◆ **What is required**
Pick out all lines with the word "rate" from the records that follow.
• • • • •
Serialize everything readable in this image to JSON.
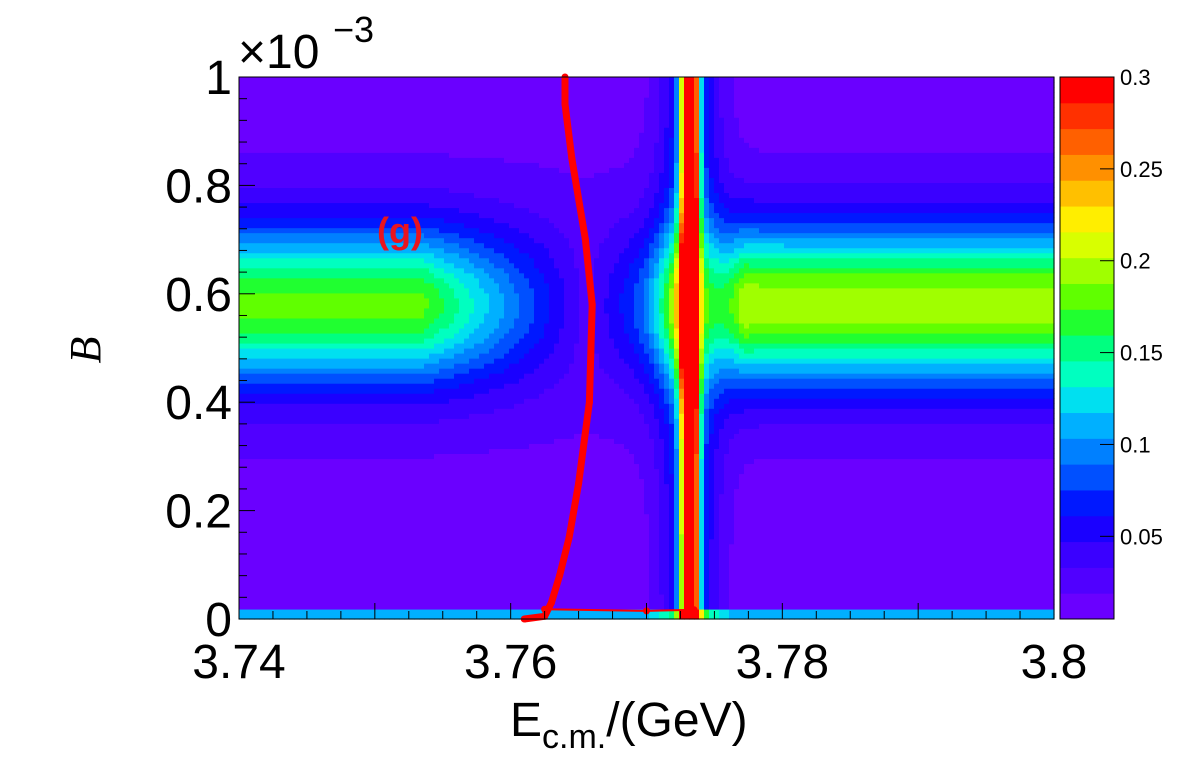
{
  "chart_data": {
    "type": "heatmap",
    "panel_label": "(g)",
    "xlabel_main": "E",
    "xlabel_sub": "c.m.",
    "xlabel_tail": "/(GeV)",
    "ylabel": "B",
    "y_exponent_base": "×10",
    "y_exponent_power": "−3",
    "xlim": [
      3.74,
      3.8
    ],
    "ylim": [
      0,
      1
    ],
    "x_ticks": [
      3.74,
      3.76,
      3.78,
      3.8
    ],
    "x_tick_labels": [
      "3.74",
      "3.76",
      "3.78",
      "3.8"
    ],
    "y_ticks": [
      0,
      0.2,
      0.4,
      0.6,
      0.8,
      1.0
    ],
    "y_tick_labels": [
      "0",
      "0.2",
      "0.4",
      "0.6",
      "0.8",
      "1"
    ],
    "z_range": [
      0.005,
      0.3
    ],
    "colorbar_ticks": [
      0.05,
      0.1,
      0.15,
      0.2,
      0.25,
      0.3
    ],
    "colorbar_tick_labels": [
      "0.05",
      "0.1",
      "0.15",
      "0.2",
      "0.25",
      "0.3"
    ],
    "resonance_center_gev": 3.7732,
    "min_curve": [
      {
        "x": 3.761,
        "y": 0.0
      },
      {
        "x": 3.7625,
        "y": 0.005
      },
      {
        "x": 3.763,
        "y": 0.03
      },
      {
        "x": 3.7636,
        "y": 0.08
      },
      {
        "x": 3.7643,
        "y": 0.15
      },
      {
        "x": 3.765,
        "y": 0.25
      },
      {
        "x": 3.7658,
        "y": 0.4
      },
      {
        "x": 3.766,
        "y": 0.58
      },
      {
        "x": 3.7655,
        "y": 0.7
      },
      {
        "x": 3.7645,
        "y": 0.85
      },
      {
        "x": 3.764,
        "y": 0.95
      },
      {
        "x": 3.764,
        "y": 1.0
      }
    ],
    "min_curve_low_branch": [
      {
        "x": 3.7625,
        "y": 0.018
      },
      {
        "x": 3.77,
        "y": 0.015
      },
      {
        "x": 3.7735,
        "y": 0.017
      }
    ],
    "colors": {
      "curve": "#ff0000",
      "panel_label": "#e8141e"
    }
  }
}
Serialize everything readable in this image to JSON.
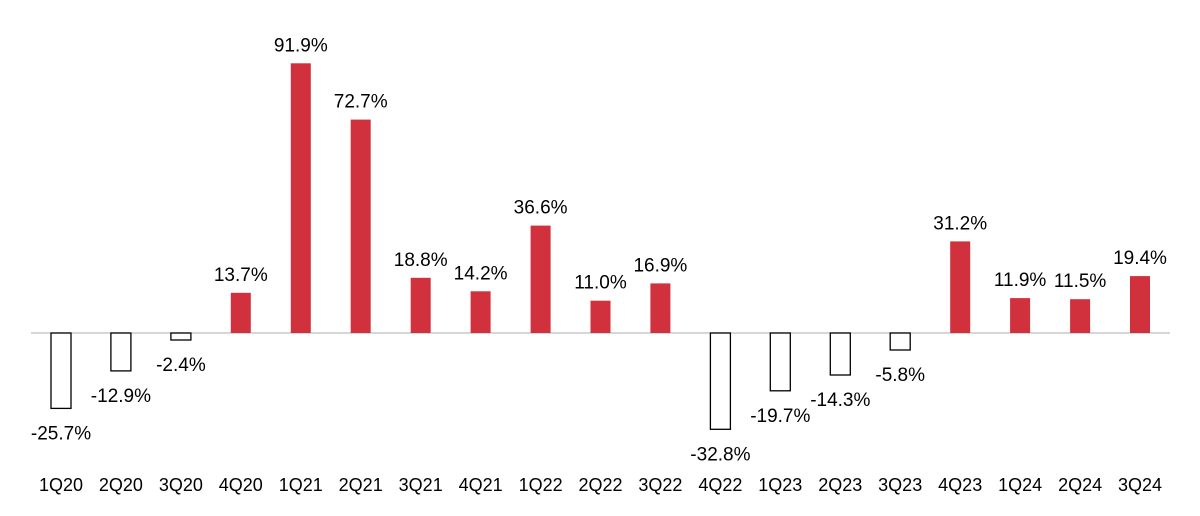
{
  "chart_data": {
    "type": "bar",
    "title": "",
    "xlabel": "",
    "ylabel": "",
    "ylim": [
      -44,
      100
    ],
    "grid": false,
    "legend": "none",
    "value_format": "percent_1dp",
    "colors": {
      "positive_fill": "#D1303D",
      "negative_fill": "#FFFFFF",
      "negative_stroke": "#000000",
      "axis": "#BFBFBF"
    },
    "categories": [
      "1Q20",
      "2Q20",
      "3Q20",
      "4Q20",
      "1Q21",
      "2Q21",
      "3Q21",
      "4Q21",
      "1Q22",
      "2Q22",
      "3Q22",
      "4Q22",
      "1Q23",
      "2Q23",
      "3Q23",
      "4Q23",
      "1Q24",
      "2Q24",
      "3Q24"
    ],
    "values": [
      -25.7,
      -12.9,
      -2.4,
      13.7,
      91.9,
      72.7,
      18.8,
      14.2,
      36.6,
      11.0,
      16.9,
      -32.8,
      -19.7,
      -14.3,
      -5.8,
      31.2,
      11.9,
      11.5,
      19.4
    ],
    "data_labels": [
      "-25.7%",
      "-12.9%",
      "-2.4%",
      "13.7%",
      "91.9%",
      "72.7%",
      "18.8%",
      "14.2%",
      "36.6%",
      "11.0%",
      "16.9%",
      "-32.8%",
      "-19.7%",
      "-14.3%",
      "-5.8%",
      "31.2%",
      "11.9%",
      "11.5%",
      "19.4%"
    ]
  }
}
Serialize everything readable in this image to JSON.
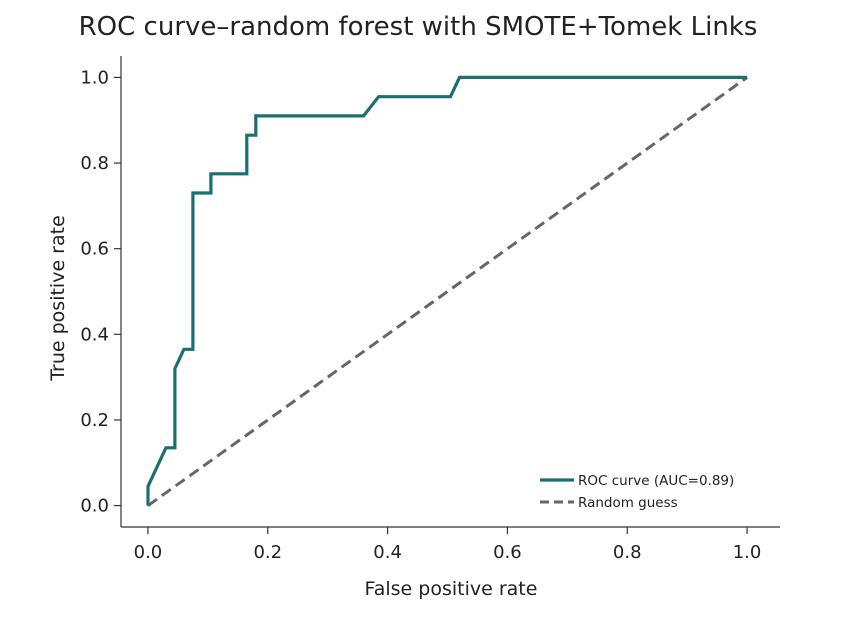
{
  "chart_data": {
    "type": "line",
    "title": "ROC curve–random forest with SMOTE+Tomek Links",
    "xlabel": "False positive rate",
    "ylabel": "True positive rate",
    "xlim": [
      -0.045,
      1.055
    ],
    "ylim": [
      -0.05,
      1.05
    ],
    "xticks": [
      0.0,
      0.2,
      0.4,
      0.6,
      0.8,
      1.0
    ],
    "xtick_labels": [
      "0.0",
      "0.2",
      "0.4",
      "0.6",
      "0.8",
      "1.0"
    ],
    "yticks": [
      0.0,
      0.2,
      0.4,
      0.6,
      0.8,
      1.0
    ],
    "ytick_labels": [
      "0.0",
      "0.2",
      "0.4",
      "0.6",
      "0.8",
      "1.0"
    ],
    "grid": false,
    "legend_position": "bottom-right",
    "series": [
      {
        "name": "ROC curve (AUC=0.89)",
        "color": "#1a7070",
        "style": "solid",
        "x": [
          0.0,
          0.0,
          0.03,
          0.045,
          0.045,
          0.06,
          0.075,
          0.075,
          0.105,
          0.105,
          0.165,
          0.165,
          0.18,
          0.18,
          0.36,
          0.385,
          0.505,
          0.52,
          1.0
        ],
        "y": [
          0.0,
          0.045,
          0.135,
          0.135,
          0.32,
          0.365,
          0.365,
          0.73,
          0.73,
          0.775,
          0.775,
          0.865,
          0.865,
          0.91,
          0.91,
          0.955,
          0.955,
          1.0,
          1.0
        ]
      },
      {
        "name": "Random guess",
        "color": "#666666",
        "style": "dashed",
        "x": [
          0.0,
          1.0
        ],
        "y": [
          0.0,
          1.0
        ]
      }
    ]
  }
}
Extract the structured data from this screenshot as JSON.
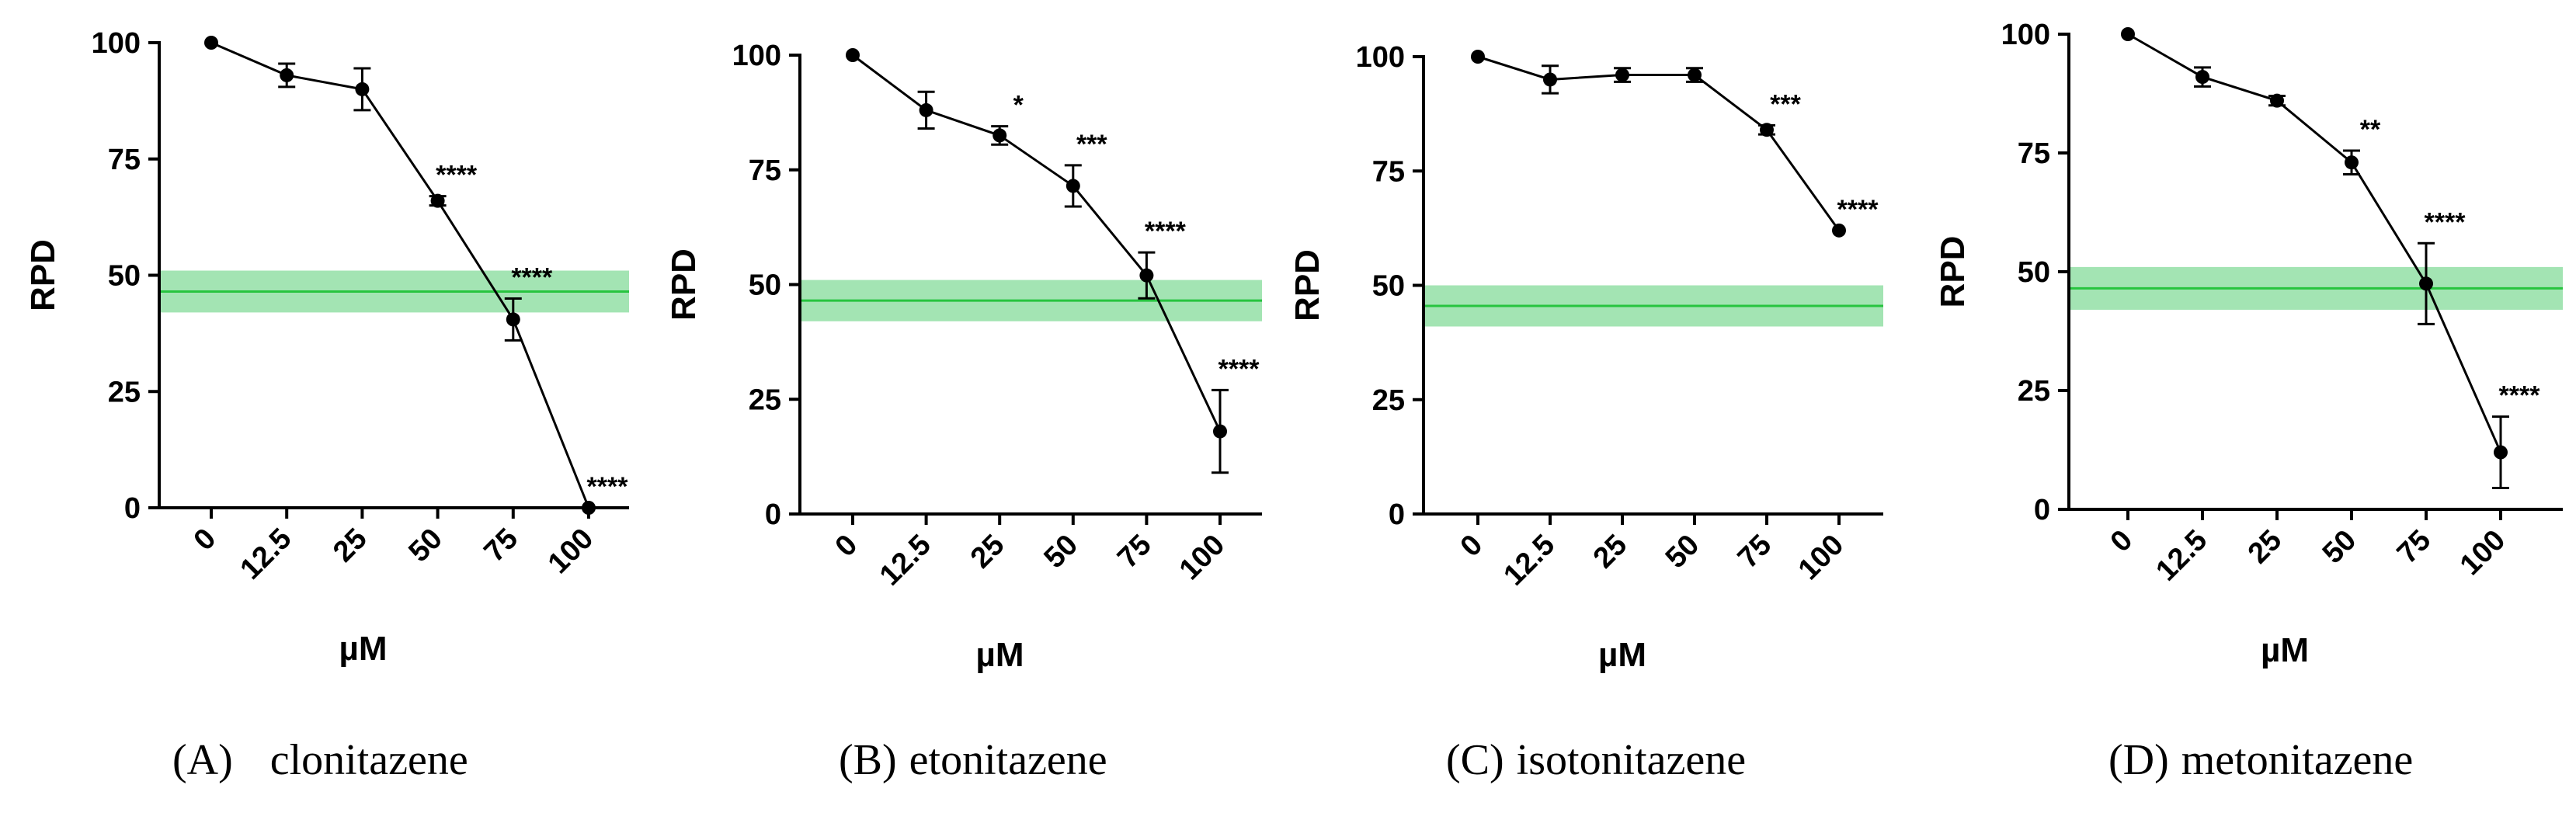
{
  "colors": {
    "line": "#000000",
    "band": "#a3e4b3",
    "mean_line": "#27c43f"
  },
  "chart_data": [
    {
      "type": "line",
      "panel": "(A)",
      "caption": "clonitazene",
      "xlabel": "µM",
      "ylabel": "RPD",
      "categories": [
        "0",
        "12.5",
        "25",
        "50",
        "75",
        "100"
      ],
      "values": [
        100,
        93,
        90,
        66,
        40.5,
        0
      ],
      "errors": [
        0,
        2.5,
        4.5,
        1,
        4.5,
        0
      ],
      "significance": [
        "",
        "",
        "",
        "****",
        "****",
        "****"
      ],
      "ylim": [
        0,
        100
      ],
      "yticks": [
        "0",
        "25",
        "50",
        "75",
        "100"
      ],
      "reference_band": {
        "mean": 46.5,
        "low": 42,
        "high": 51
      }
    },
    {
      "type": "line",
      "panel": "(B)",
      "caption": "etonitazene",
      "xlabel": "µM",
      "ylabel": "RPD",
      "categories": [
        "0",
        "12.5",
        "25",
        "50",
        "75",
        "100"
      ],
      "values": [
        100,
        88,
        82.5,
        71.5,
        52,
        18
      ],
      "errors": [
        0,
        4,
        2,
        4.5,
        5,
        9
      ],
      "significance": [
        "",
        "",
        "*",
        "***",
        "****",
        "****"
      ],
      "ylim": [
        0,
        100
      ],
      "yticks": [
        "0",
        "25",
        "50",
        "75",
        "100"
      ],
      "reference_band": {
        "mean": 46.5,
        "low": 42,
        "high": 51
      }
    },
    {
      "type": "line",
      "panel": "(C)",
      "caption": "isotonitazene",
      "xlabel": "µM",
      "ylabel": "RPD",
      "categories": [
        "0",
        "12.5",
        "25",
        "50",
        "75",
        "100"
      ],
      "values": [
        100,
        95,
        96,
        96,
        84,
        62
      ],
      "errors": [
        0,
        3,
        1.5,
        1.5,
        1,
        0
      ],
      "significance": [
        "",
        "",
        "",
        "",
        "***",
        "****"
      ],
      "ylim": [
        0,
        100
      ],
      "yticks": [
        "0",
        "25",
        "50",
        "75",
        "100"
      ],
      "reference_band": {
        "mean": 45.5,
        "low": 41,
        "high": 50
      }
    },
    {
      "type": "line",
      "panel": "(D)",
      "caption": "metonitazene",
      "xlabel": "µM",
      "ylabel": "RPD",
      "categories": [
        "0",
        "12.5",
        "25",
        "50",
        "75",
        "100"
      ],
      "values": [
        100,
        91,
        86,
        73,
        47.5,
        12
      ],
      "errors": [
        0,
        2,
        1,
        2.5,
        8.5,
        7.5
      ],
      "significance": [
        "",
        "",
        "",
        "**",
        "****",
        "****"
      ],
      "ylim": [
        0,
        100
      ],
      "yticks": [
        "0",
        "25",
        "50",
        "75",
        "100"
      ],
      "reference_band": {
        "mean": 46.5,
        "low": 42,
        "high": 51
      }
    }
  ]
}
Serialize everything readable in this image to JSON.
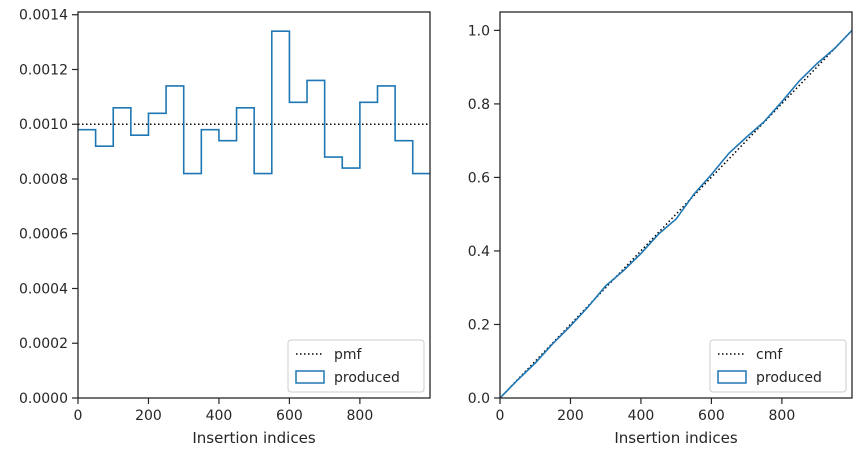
{
  "chart_data": [
    {
      "type": "line",
      "title": "",
      "xlabel": "Insertion indices",
      "ylabel": "",
      "xlim": [
        0,
        999
      ],
      "ylim": [
        0,
        0.00141
      ],
      "xticks": [
        0,
        200,
        400,
        600,
        800
      ],
      "xtick_labels": [
        "0",
        "200",
        "400",
        "600",
        "800"
      ],
      "yticks": [
        0,
        0.0002,
        0.0004,
        0.0006,
        0.0008,
        0.001,
        0.0012,
        0.0014
      ],
      "ytick_labels": [
        "0.0000",
        "0.0002",
        "0.0004",
        "0.0006",
        "0.0008",
        "0.0010",
        "0.0012",
        "0.0014"
      ],
      "legend": "lower-right",
      "grid": false,
      "series": [
        {
          "name": "pmf",
          "style": "dotted",
          "color": "#000000",
          "x": [
            0,
            999
          ],
          "y": [
            0.001,
            0.001
          ]
        },
        {
          "name": "produced",
          "style": "step",
          "color": "#1f77b4",
          "bin_edges": [
            0,
            50,
            100,
            150,
            200,
            250,
            300,
            350,
            400,
            450,
            500,
            550,
            600,
            650,
            700,
            750,
            800,
            850,
            900,
            950,
            999
          ],
          "values": [
            0.00098,
            0.00092,
            0.00106,
            0.00096,
            0.00104,
            0.00114,
            0.00082,
            0.00098,
            0.00094,
            0.00106,
            0.00082,
            0.00134,
            0.00108,
            0.00116,
            0.00088,
            0.00084,
            0.00108,
            0.00114,
            0.00094,
            0.00082
          ]
        }
      ]
    },
    {
      "type": "line",
      "title": "",
      "xlabel": "Insertion indices",
      "ylabel": "",
      "xlim": [
        0,
        999
      ],
      "ylim": [
        0,
        1.05
      ],
      "xticks": [
        0,
        200,
        400,
        600,
        800
      ],
      "xtick_labels": [
        "0",
        "200",
        "400",
        "600",
        "800"
      ],
      "yticks": [
        0,
        0.2,
        0.4,
        0.6,
        0.8,
        1.0
      ],
      "ytick_labels": [
        "0.0",
        "0.2",
        "0.4",
        "0.6",
        "0.8",
        "1.0"
      ],
      "legend": "lower-right",
      "grid": false,
      "series": [
        {
          "name": "cmf",
          "style": "dotted",
          "color": "#000000",
          "x": [
            0,
            999
          ],
          "y": [
            0,
            1
          ]
        },
        {
          "name": "produced",
          "style": "line",
          "color": "#1f77b4",
          "x": [
            0,
            50,
            100,
            150,
            200,
            250,
            300,
            350,
            400,
            450,
            500,
            550,
            600,
            650,
            700,
            750,
            800,
            850,
            900,
            950,
            999
          ],
          "y": [
            0.0,
            0.049,
            0.095,
            0.148,
            0.196,
            0.248,
            0.305,
            0.346,
            0.393,
            0.446,
            0.487,
            0.554,
            0.608,
            0.666,
            0.71,
            0.752,
            0.806,
            0.863,
            0.91,
            0.951,
            1.0
          ]
        }
      ]
    }
  ]
}
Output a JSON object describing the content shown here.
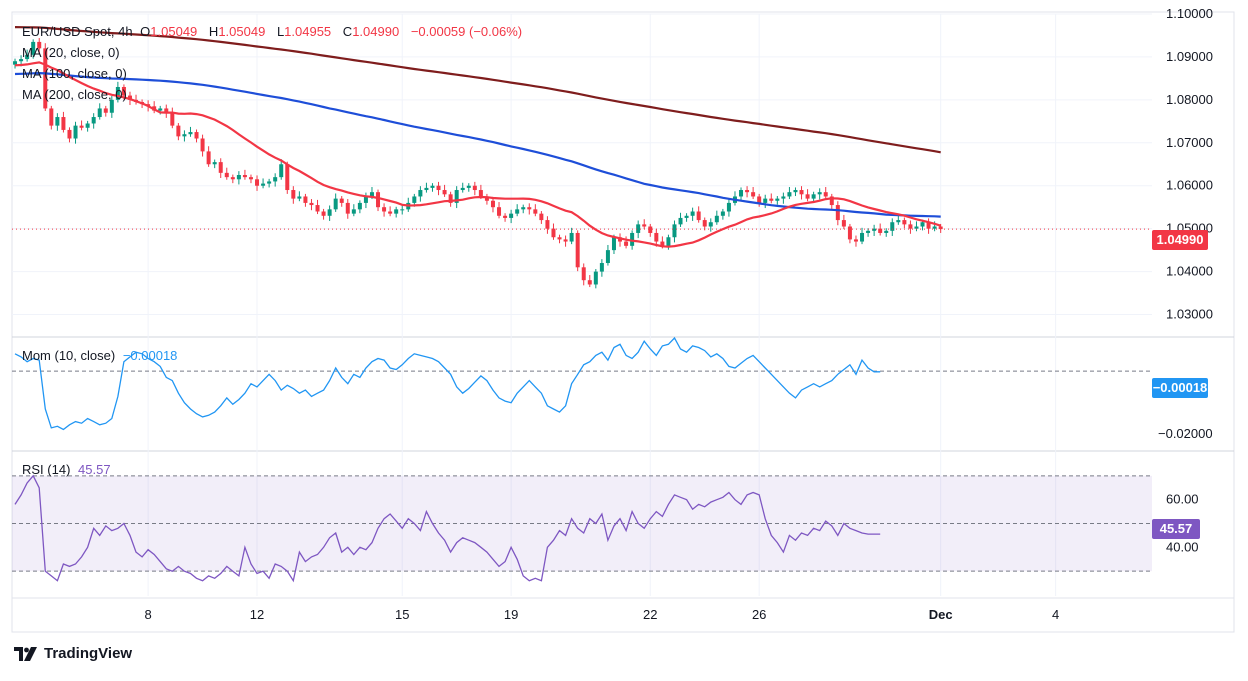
• • • • •
◆ **The output**
    "xlabel": "False positive rate",
    "ylabel": "True positive rate",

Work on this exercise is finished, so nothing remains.